# CHALLENGE:
Extract all lines from the data beneath that include the word "image".

# DATA SHOWN:
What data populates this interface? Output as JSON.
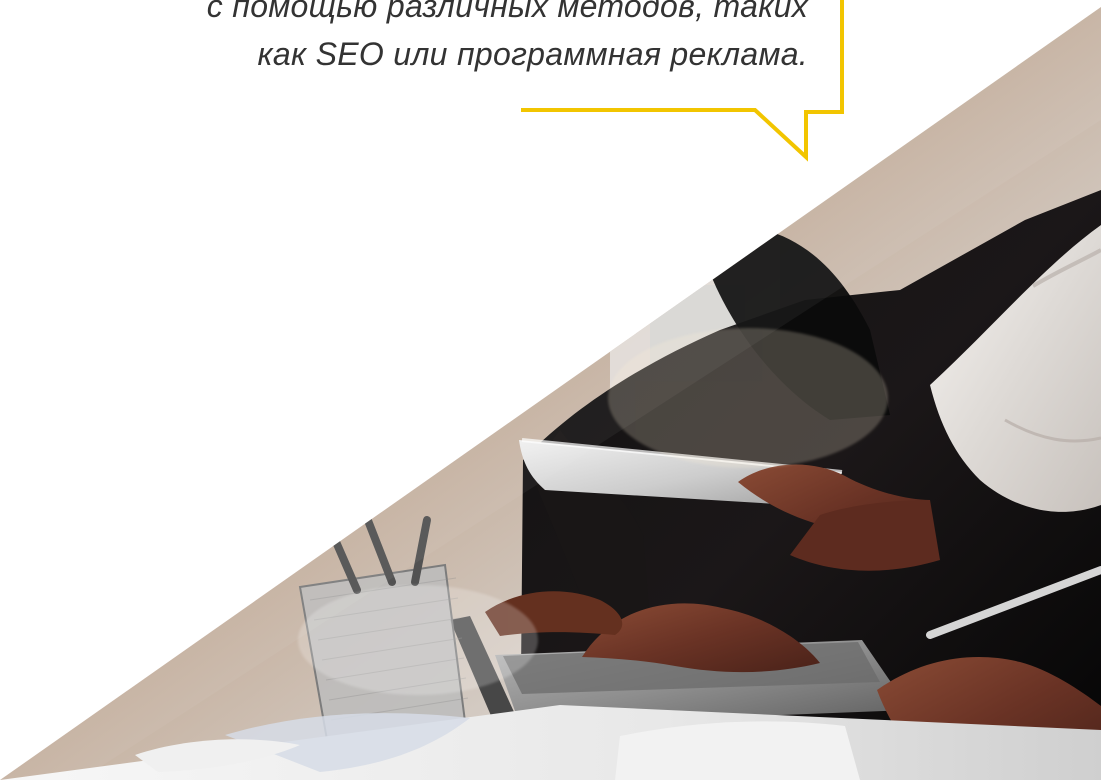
{
  "quote": {
    "lines": [
      "с помощью различных методов, таких",
      "как SEO или программная реклама."
    ]
  },
  "colors": {
    "accent": "#f2c500",
    "text": "#333333",
    "background": "#ffffff"
  },
  "decorative": {
    "callout": "yellow-callout-shape",
    "image": "office-team-with-laptop-and-tablet-photo"
  }
}
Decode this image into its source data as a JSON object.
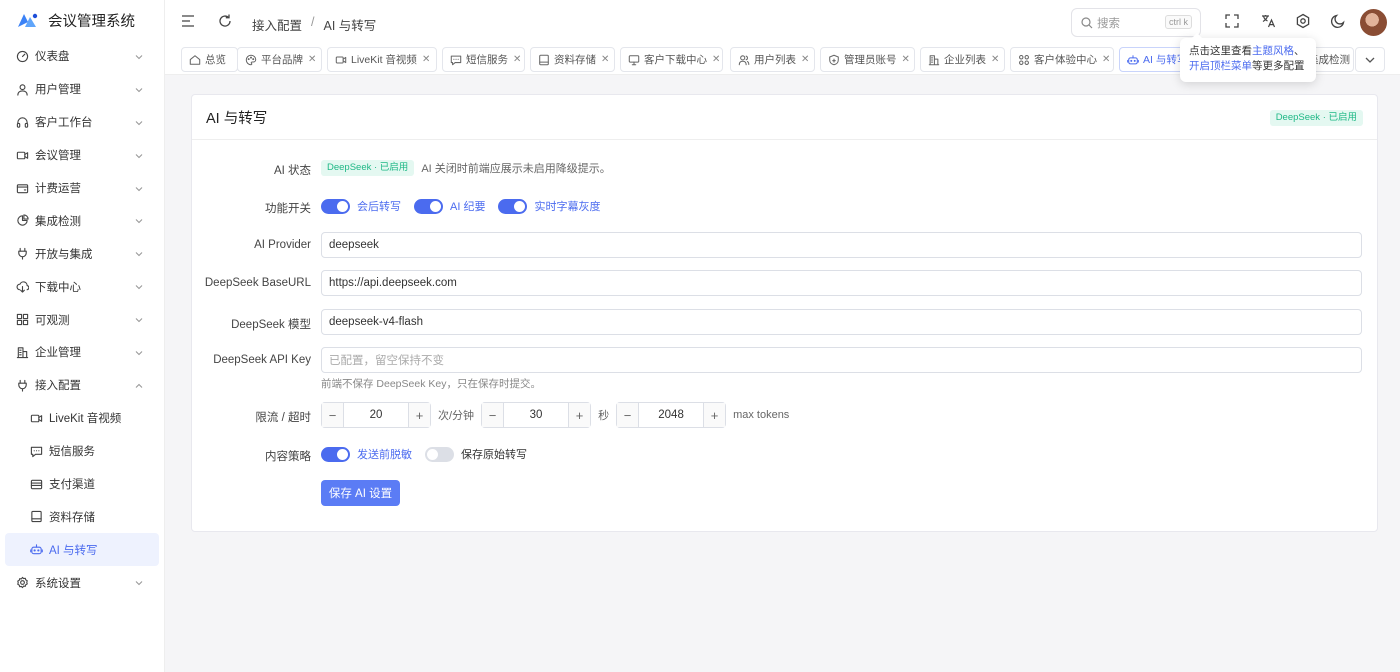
{
  "app": {
    "title": "会议管理系统"
  },
  "sidebar": {
    "items": [
      {
        "label": "仪表盘",
        "icon": "dashboard-icon"
      },
      {
        "label": "用户管理",
        "icon": "user-icon"
      },
      {
        "label": "客户工作台",
        "icon": "headset-icon"
      },
      {
        "label": "会议管理",
        "icon": "video-icon"
      },
      {
        "label": "计费运营",
        "icon": "wallet-icon"
      },
      {
        "label": "集成检测",
        "icon": "chart-pie-icon"
      },
      {
        "label": "开放与集成",
        "icon": "plug-icon"
      },
      {
        "label": "下载中心",
        "icon": "cloud-download-icon"
      },
      {
        "label": "可观测",
        "icon": "grid-icon"
      },
      {
        "label": "企业管理",
        "icon": "building-icon"
      },
      {
        "label": "接入配置",
        "icon": "plug-icon"
      }
    ],
    "subitems": [
      {
        "label": "LiveKit 音视频",
        "icon": "video-icon"
      },
      {
        "label": "短信服务",
        "icon": "message-icon"
      },
      {
        "label": "支付渠道",
        "icon": "card-icon"
      },
      {
        "label": "资料存储",
        "icon": "storage-icon"
      },
      {
        "label": "AI 与转写",
        "icon": "robot-icon"
      }
    ],
    "last": {
      "label": "系统设置",
      "icon": "settings-icon"
    }
  },
  "header": {
    "breadcrumb": [
      "接入配置",
      "AI 与转写"
    ],
    "search_placeholder": "搜索",
    "search_shortcut": "ctrl k"
  },
  "tabs": [
    {
      "label": "总览",
      "closable": false
    },
    {
      "label": "平台品牌",
      "closable": true
    },
    {
      "label": "LiveKit 音视频",
      "closable": true
    },
    {
      "label": "短信服务",
      "closable": true
    },
    {
      "label": "资料存储",
      "closable": true
    },
    {
      "label": "客户下载中心",
      "closable": true
    },
    {
      "label": "用户列表",
      "closable": true
    },
    {
      "label": "管理员账号",
      "closable": true
    },
    {
      "label": "企业列表",
      "closable": true
    },
    {
      "label": "客户体验中心",
      "closable": true
    },
    {
      "label": "AI 与转写",
      "closable": true
    },
    {
      "label": "集成检测",
      "closable": true
    }
  ],
  "tooltip": {
    "prefix": "点击这里查看",
    "link1": "主题风格",
    "mid": "、",
    "link2": "开启顶栏菜单",
    "suffix": "等更多配置"
  },
  "card": {
    "title": "AI 与转写",
    "status_tag": "DeepSeek · 已启用",
    "ai_status": {
      "label": "AI 状态",
      "tag": "DeepSeek · 已启用",
      "note": "AI 关闭时前端应展示未启用降级提示。"
    },
    "features": {
      "label": "功能开关",
      "switches": [
        {
          "label": "会后转写",
          "on": true
        },
        {
          "label": "AI 纪要",
          "on": true
        },
        {
          "label": "实时字幕灰度",
          "on": true
        }
      ]
    },
    "provider": {
      "label": "AI Provider",
      "value": "deepseek"
    },
    "base_url": {
      "label": "DeepSeek BaseURL",
      "value": "https://api.deepseek.com"
    },
    "model": {
      "label": "DeepSeek 模型",
      "value": "deepseek-v4-flash"
    },
    "api_key": {
      "label": "DeepSeek API Key",
      "placeholder": "已配置，留空保持不变",
      "hint": "前端不保存 DeepSeek Key，只在保存时提交。"
    },
    "limits": {
      "label": "限流 / 超时",
      "rate": "20",
      "rate_unit": "次/分钟",
      "timeout": "30",
      "timeout_unit": "秒",
      "tokens": "2048",
      "tokens_unit": "max tokens"
    },
    "policy": {
      "label": "内容策略",
      "switches": [
        {
          "label": "发送前脱敏",
          "on": true
        },
        {
          "label": "保存原始转写",
          "on": false
        }
      ]
    },
    "save_button": "保存 AI 设置"
  }
}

# SOLUTION BELOW:
    "image": "office-team-with-laptop-and-tablet-photo"
Decode this image into its source data as a JSON object.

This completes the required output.